> _WHAT YOU WILL DO_: Transcribe the records that follow, preserving every word.
--- Begin MATERIAL PROVIDED ---
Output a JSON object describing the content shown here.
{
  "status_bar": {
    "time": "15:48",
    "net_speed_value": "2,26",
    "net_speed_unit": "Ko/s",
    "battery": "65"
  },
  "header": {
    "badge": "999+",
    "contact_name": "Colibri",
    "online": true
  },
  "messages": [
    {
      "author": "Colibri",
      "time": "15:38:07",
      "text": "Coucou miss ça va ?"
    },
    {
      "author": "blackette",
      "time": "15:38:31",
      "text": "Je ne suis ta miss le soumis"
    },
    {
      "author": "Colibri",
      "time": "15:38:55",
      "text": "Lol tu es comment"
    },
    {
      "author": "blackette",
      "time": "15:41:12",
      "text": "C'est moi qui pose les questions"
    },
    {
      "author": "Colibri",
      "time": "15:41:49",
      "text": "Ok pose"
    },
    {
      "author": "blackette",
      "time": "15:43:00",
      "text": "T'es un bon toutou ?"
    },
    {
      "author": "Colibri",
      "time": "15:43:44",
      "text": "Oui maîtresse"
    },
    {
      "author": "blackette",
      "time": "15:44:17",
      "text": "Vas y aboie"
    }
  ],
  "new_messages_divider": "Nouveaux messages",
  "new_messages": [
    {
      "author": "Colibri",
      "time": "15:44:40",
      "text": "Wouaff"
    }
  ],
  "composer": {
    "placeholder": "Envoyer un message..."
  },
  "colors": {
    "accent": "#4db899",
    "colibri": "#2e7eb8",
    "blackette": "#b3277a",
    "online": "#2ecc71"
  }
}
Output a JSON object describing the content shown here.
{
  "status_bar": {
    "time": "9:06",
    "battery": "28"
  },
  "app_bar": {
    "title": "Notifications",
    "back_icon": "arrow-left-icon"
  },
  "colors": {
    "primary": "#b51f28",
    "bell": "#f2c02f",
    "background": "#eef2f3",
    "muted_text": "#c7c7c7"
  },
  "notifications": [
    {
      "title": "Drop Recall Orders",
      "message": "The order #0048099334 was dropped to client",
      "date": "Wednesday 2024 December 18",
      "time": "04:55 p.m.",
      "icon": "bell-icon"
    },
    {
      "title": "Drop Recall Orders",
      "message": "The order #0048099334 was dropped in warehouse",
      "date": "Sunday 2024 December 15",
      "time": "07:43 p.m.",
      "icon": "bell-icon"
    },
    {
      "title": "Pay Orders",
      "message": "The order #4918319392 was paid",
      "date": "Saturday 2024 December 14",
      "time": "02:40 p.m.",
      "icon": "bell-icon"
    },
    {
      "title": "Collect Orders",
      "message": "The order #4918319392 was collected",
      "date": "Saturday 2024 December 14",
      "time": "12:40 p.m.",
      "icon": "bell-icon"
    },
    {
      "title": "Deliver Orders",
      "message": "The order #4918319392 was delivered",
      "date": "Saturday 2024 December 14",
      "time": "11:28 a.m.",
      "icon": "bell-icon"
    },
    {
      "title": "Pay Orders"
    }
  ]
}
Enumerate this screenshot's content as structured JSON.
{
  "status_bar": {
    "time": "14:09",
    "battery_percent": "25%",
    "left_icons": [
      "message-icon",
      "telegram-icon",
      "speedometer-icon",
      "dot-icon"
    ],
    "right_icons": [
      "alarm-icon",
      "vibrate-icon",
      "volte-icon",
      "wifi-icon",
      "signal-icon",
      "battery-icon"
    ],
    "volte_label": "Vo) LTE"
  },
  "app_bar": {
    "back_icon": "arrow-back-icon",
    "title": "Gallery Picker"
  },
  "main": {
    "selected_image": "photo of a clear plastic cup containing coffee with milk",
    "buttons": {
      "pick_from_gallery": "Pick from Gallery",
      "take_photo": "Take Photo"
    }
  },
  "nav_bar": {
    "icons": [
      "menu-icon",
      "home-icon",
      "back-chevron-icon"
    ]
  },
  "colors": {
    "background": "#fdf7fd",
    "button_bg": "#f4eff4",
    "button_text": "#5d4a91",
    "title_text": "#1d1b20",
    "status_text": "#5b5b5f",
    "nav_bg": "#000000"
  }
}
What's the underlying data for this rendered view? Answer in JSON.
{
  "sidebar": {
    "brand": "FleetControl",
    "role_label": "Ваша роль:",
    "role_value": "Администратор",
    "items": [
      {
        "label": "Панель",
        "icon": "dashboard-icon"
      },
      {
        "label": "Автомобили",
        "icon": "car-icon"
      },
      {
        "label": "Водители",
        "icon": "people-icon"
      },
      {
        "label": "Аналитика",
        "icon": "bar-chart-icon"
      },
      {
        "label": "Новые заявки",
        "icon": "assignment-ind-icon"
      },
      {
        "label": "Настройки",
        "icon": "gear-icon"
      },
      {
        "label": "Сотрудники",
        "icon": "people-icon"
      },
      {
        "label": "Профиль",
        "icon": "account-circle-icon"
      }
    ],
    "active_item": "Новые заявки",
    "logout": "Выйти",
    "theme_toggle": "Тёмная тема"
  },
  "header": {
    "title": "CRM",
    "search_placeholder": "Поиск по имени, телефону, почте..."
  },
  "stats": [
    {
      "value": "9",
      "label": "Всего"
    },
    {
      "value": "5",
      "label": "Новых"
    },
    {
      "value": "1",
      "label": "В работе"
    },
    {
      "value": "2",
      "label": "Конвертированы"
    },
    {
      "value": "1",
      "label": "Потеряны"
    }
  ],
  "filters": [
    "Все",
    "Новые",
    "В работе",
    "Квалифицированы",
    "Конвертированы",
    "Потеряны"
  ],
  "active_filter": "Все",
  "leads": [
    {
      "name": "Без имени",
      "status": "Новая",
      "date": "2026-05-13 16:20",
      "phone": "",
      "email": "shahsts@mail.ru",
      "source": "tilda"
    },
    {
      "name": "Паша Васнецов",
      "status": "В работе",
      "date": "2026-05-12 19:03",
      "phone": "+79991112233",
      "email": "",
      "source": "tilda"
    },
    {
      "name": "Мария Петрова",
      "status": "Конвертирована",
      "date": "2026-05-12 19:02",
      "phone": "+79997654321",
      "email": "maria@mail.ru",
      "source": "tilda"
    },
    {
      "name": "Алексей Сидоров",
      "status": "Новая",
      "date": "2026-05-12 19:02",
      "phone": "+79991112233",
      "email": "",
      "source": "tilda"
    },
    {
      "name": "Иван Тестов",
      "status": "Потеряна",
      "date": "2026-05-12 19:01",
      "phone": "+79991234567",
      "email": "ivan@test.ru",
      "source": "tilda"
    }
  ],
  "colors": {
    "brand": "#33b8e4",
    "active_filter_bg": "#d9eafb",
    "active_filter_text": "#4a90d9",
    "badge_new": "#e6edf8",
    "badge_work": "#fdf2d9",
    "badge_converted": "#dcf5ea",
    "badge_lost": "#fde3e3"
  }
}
--- End MATERIAL PROVIDED ---
> _SOLUTION_:
Output a JSON object describing the content shown here.
{
  "status_bar": {
    "time": "15:48",
    "net_speed_value": "2,26",
    "net_speed_unit": "Ko/s",
    "battery": "65"
  },
  "header": {
    "badge": "999+",
    "contact_name": "Colibri",
    "online": true
  },
  "messages": [
    {
      "author": "Colibri",
      "time": "15:38:07",
      "text": "Coucou miss ça va ?"
    },
    {
      "author": "blackette",
      "time": "15:38:31",
      "text": "Je ne suis ta miss le soumis"
    },
    {
      "author": "Colibri",
      "time": "15:38:55",
      "text": "Lol tu es comment"
    },
    {
      "author": "blackette",
      "time": "15:41:12",
      "text": "C'est moi qui pose les questions"
    },
    {
      "author": "Colibri",
      "time": "15:41:49",
      "text": "Ok pose"
    },
    {
      "author": "blackette",
      "time": "15:43:00",
      "text": "T'es un bon toutou ?"
    },
    {
      "author": "Colibri",
      "time": "15:43:44",
      "text": "Oui maîtresse"
    },
    {
      "author": "blackette",
      "time": "15:44:17",
      "text": "Vas y aboie"
    }
  ],
  "new_messages_divider": "Nouveaux messages",
  "new_messages": [
    {
      "author": "Colibri",
      "time": "15:44:40",
      "text": "Wouaff"
    }
  ],
  "composer": {
    "placeholder": "Envoyer un message..."
  },
  "colors": {
    "accent": "#4db899",
    "colibri": "#2e7eb8",
    "blackette": "#b3277a",
    "online": "#2ecc71"
  }
}
Output a JSON object describing the content shown here.
{
  "status_bar": {
    "time": "9:06",
    "battery": "28"
  },
  "app_bar": {
    "title": "Notifications",
    "back_icon": "arrow-left-icon"
  },
  "colors": {
    "primary": "#b51f28",
    "bell": "#f2c02f",
    "background": "#eef2f3",
    "muted_text": "#c7c7c7"
  },
  "notifications": [
    {
      "title": "Drop Recall Orders",
      "message": "The order #0048099334 was dropped to client",
      "date": "Wednesday 2024 December 18",
      "time": "04:55 p.m.",
      "icon": "bell-icon"
    },
    {
      "title": "Drop Recall Orders",
      "message": "The order #0048099334 was dropped in warehouse",
      "date": "Sunday 2024 December 15",
      "time": "07:43 p.m.",
      "icon": "bell-icon"
    },
    {
      "title": "Pay Orders",
      "message": "The order #4918319392 was paid",
      "date": "Saturday 2024 December 14",
      "time": "02:40 p.m.",
      "icon": "bell-icon"
    },
    {
      "title": "Collect Orders",
      "message": "The order #4918319392 was collected",
      "date": "Saturday 2024 December 14",
      "time": "12:40 p.m.",
      "icon": "bell-icon"
    },
    {
      "title": "Deliver Orders",
      "message": "The order #4918319392 was delivered",
      "date": "Saturday 2024 December 14",
      "time": "11:28 a.m.",
      "icon": "bell-icon"
    },
    {
      "title": "Pay Orders"
    }
  ]
}
Enumerate this screenshot's content as structured JSON.
{
  "status_bar": {
    "time": "14:09",
    "battery_percent": "25%",
    "left_icons": [
      "message-icon",
      "telegram-icon",
      "speedometer-icon",
      "dot-icon"
    ],
    "right_icons": [
      "alarm-icon",
      "vibrate-icon",
      "volte-icon",
      "wifi-icon",
      "signal-icon",
      "battery-icon"
    ],
    "volte_label": "Vo) LTE"
  },
  "app_bar": {
    "back_icon": "arrow-back-icon",
    "title": "Gallery Picker"
  },
  "main": {
    "selected_image": "photo of a clear plastic cup containing coffee with milk",
    "buttons": {
      "pick_from_gallery": "Pick from Gallery",
      "take_photo": "Take Photo"
    }
  },
  "nav_bar": {
    "icons": [
      "menu-icon",
      "home-icon",
      "back-chevron-icon"
    ]
  },
  "colors": {
    "background": "#fdf7fd",
    "button_bg": "#f4eff4",
    "button_text": "#5d4a91",
    "title_text": "#1d1b20",
    "status_text": "#5b5b5f",
    "nav_bg": "#000000"
  }
}
What's the underlying data for this rendered view? Answer in JSON.
{
  "sidebar": {
    "brand": "FleetControl",
    "role_label": "Ваша роль:",
    "role_value": "Администратор",
    "items": [
      {
        "label": "Панель",
        "icon": "dashboard-icon"
      },
      {
        "label": "Автомобили",
        "icon": "car-icon"
      },
      {
        "label": "Водители",
        "icon": "people-icon"
      },
      {
        "label": "Аналитика",
        "icon": "bar-chart-icon"
      },
      {
        "label": "Новые заявки",
        "icon": "assignment-ind-icon"
      },
      {
        "label": "Настройки",
        "icon": "gear-icon"
      },
      {
        "label": "Сотрудники",
        "icon": "people-icon"
      },
      {
        "label": "Профиль",
        "icon": "account-circle-icon"
      }
    ],
    "active_item": "Новые заявки",
    "logout": "Выйти",
    "theme_toggle": "Тёмная тема"
  },
  "header": {
    "title": "CRM",
    "search_placeholder": "Поиск по имени, телефону, почте..."
  },
  "stats": [
    {
      "value": "9",
      "label": "Всего"
    },
    {
      "value": "5",
      "label": "Новых"
    },
    {
      "value": "1",
      "label": "В работе"
    },
    {
      "value": "2",
      "label": "Конвертированы"
    },
    {
      "value": "1",
      "label": "Потеряны"
    }
  ],
  "filters": [
    "Все",
    "Новые",
    "В работе",
    "Квалифицированы",
    "Конвертированы",
    "Потеряны"
  ],
  "active_filter": "Все",
  "leads": [
    {
      "name": "Без имени",
      "status": "Новая",
      "date": "2026-05-13 16:20",
      "phone": "",
      "email": "shahsts@mail.ru",
      "source": "tilda"
    },
    {
      "name": "Паша Васнецов",
      "status": "В работе",
      "date": "2026-05-12 19:03",
      "phone": "+79991112233",
      "email": "",
      "source": "tilda"
    },
    {
      "name": "Мария Петрова",
      "status": "Конвертирована",
      "date": "2026-05-12 19:02",
      "phone": "+79997654321",
      "email": "maria@mail.ru",
      "source": "tilda"
    },
    {
      "name": "Алексей Сидоров",
      "status": "Новая",
      "date": "2026-05-12 19:02",
      "phone": "+79991112233",
      "email": "",
      "source": "tilda"
    },
    {
      "name": "Иван Тестов",
      "status": "Потеряна",
      "date": "2026-05-12 19:01",
      "phone": "+79991234567",
      "email": "ivan@test.ru",
      "source": "tilda"
    }
  ],
  "colors": {
    "brand": "#33b8e4",
    "active_filter_bg": "#d9eafb",
    "active_filter_text": "#4a90d9",
    "badge_new": "#e6edf8",
    "badge_work": "#fdf2d9",
    "badge_converted": "#dcf5ea",
    "badge_lost": "#fde3e3"
  }
}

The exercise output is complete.